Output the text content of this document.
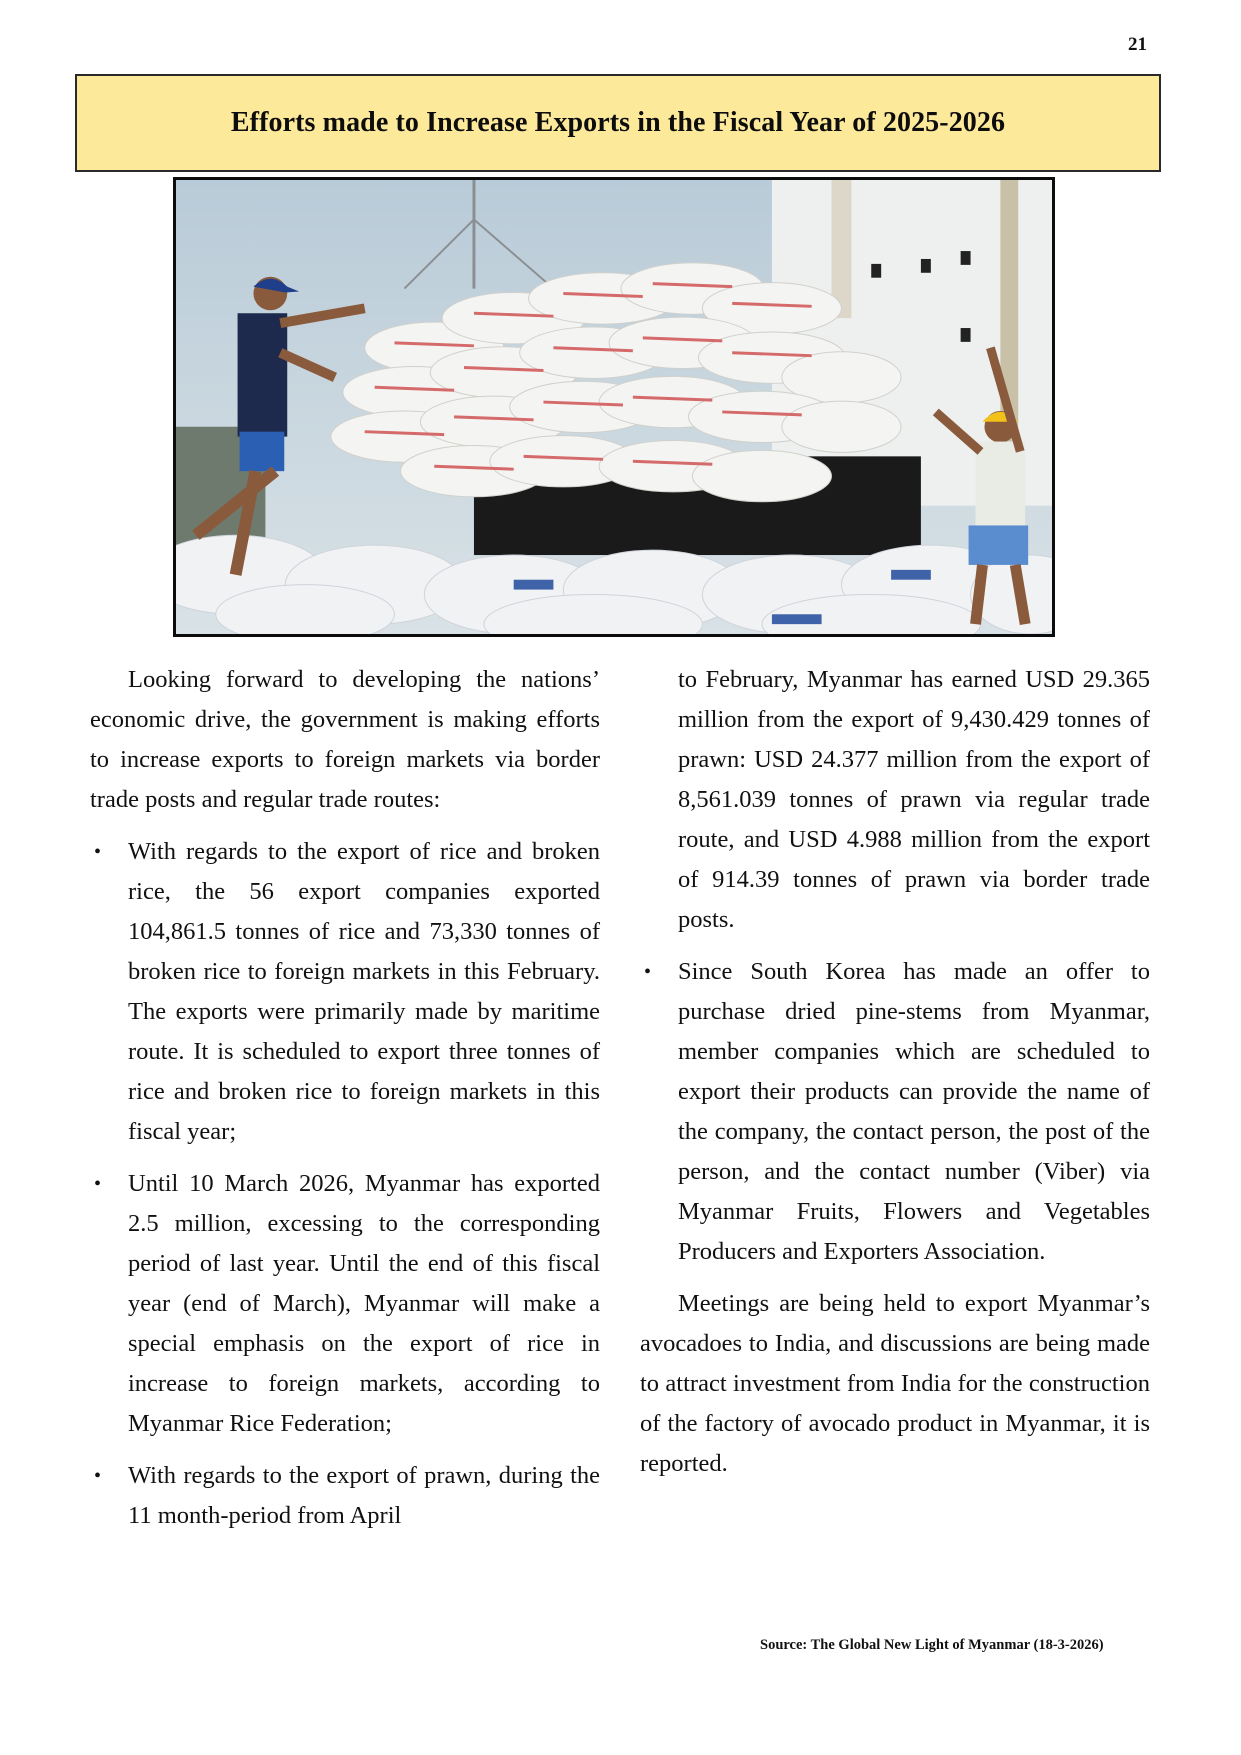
21
Efforts made to Increase Exports in the Fiscal Year of 2025-2026

Looking forward to developing the nations’ economic drive, the government is making efforts to increase exports to foreign markets via border trade posts and regular trade routes:

• With regards to the export of rice and broken rice, the 56 export companies exported 104,861.5 tonnes of rice and 73,330 tonnes of broken rice to foreign markets in this February. The exports were primarily made by maritime route. It is scheduled to export three tonnes of rice and broken rice to foreign markets in this fiscal year;
• Until 10 March 2026, Myanmar has exported 2.5 million, excessing to the corresponding period of last year. Until the end of this fiscal year (end of March), Myanmar will make a special emphasis on the export of rice in increase to foreign markets, according to Myanmar Rice Federation;
• With regards to the export of prawn, during the 11 month-period from April
to February, Myanmar has earned USD 29.365 million from the export of 9,430.429 tonnes of prawn: USD 24.377 million from the export of 8,561.039 tonnes of prawn via regular trade route, and USD 4.988 million from the export of 914.39 tonnes of prawn via border trade posts.
• Since South Korea has made an offer to purchase dried pine-stems from Myanmar, member companies which are scheduled to export their products can provide the name of the company, the contact person, the post of the person, and the contact number (Viber) via Myanmar Fruits, Flowers and Vegetables Producers and Exporters Association.

Meetings are being held to export Myanmar’s avocadoes to India, and discussions are being made to attract investment from India for the construction of the factory of avocado product in Myanmar, it is reported.

Source: The Global New Light of Myanmar (18-3-2026)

§ **EXERCISE PROMPT**
List every line in the records above that contains the word "border".

§ **FINAL ANSWER**
Looking forward to developing the nations’ economic drive, the government is making efforts to increase exports to foreign markets via border trade posts and regular trade routes:
to February, Myanmar has earned USD 29.365 million from the export of 9,430.429 tonnes of prawn: USD 24.377 million from the export of 8,561.039 tonnes of prawn via regular trade route, and USD 4.988 million from the export of 914.39 tonnes of prawn via border trade posts.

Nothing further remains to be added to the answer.